# [DATA PROVIDED]
━━━━━━━━━━
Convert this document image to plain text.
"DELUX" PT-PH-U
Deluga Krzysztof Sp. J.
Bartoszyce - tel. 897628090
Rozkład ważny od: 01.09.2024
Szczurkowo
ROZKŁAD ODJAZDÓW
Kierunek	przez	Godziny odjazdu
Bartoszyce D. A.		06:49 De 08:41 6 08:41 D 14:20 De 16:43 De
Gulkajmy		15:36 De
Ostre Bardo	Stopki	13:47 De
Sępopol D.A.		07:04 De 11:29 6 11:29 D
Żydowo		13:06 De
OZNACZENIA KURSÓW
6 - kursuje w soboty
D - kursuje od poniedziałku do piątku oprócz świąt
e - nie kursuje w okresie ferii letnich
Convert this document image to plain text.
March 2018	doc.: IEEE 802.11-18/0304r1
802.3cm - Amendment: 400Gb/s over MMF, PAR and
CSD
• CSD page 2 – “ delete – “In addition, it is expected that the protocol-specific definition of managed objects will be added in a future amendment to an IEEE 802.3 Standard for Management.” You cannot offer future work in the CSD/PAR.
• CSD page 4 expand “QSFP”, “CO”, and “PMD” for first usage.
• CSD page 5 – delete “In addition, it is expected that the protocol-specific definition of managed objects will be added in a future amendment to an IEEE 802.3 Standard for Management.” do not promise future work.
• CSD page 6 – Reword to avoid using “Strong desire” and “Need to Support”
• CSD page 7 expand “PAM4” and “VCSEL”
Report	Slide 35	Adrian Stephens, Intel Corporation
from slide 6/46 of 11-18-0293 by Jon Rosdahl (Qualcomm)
━━━━━━━━━━
Collect the lines that hold "Standard".

• CSD page 2 – “ delete – “In addition, it is expected that the protocol-specific definition of managed objects will be added in a future amendment to an IEEE 802.3 Standard for Management.” You cannot offer future work in the CSD/PAR.
• CSD page 5 – delete “In addition, it is expected that the protocol-specific definition of managed objects will be added in a future amendment to an IEEE 802.3 Standard for Management.” do not promise future work.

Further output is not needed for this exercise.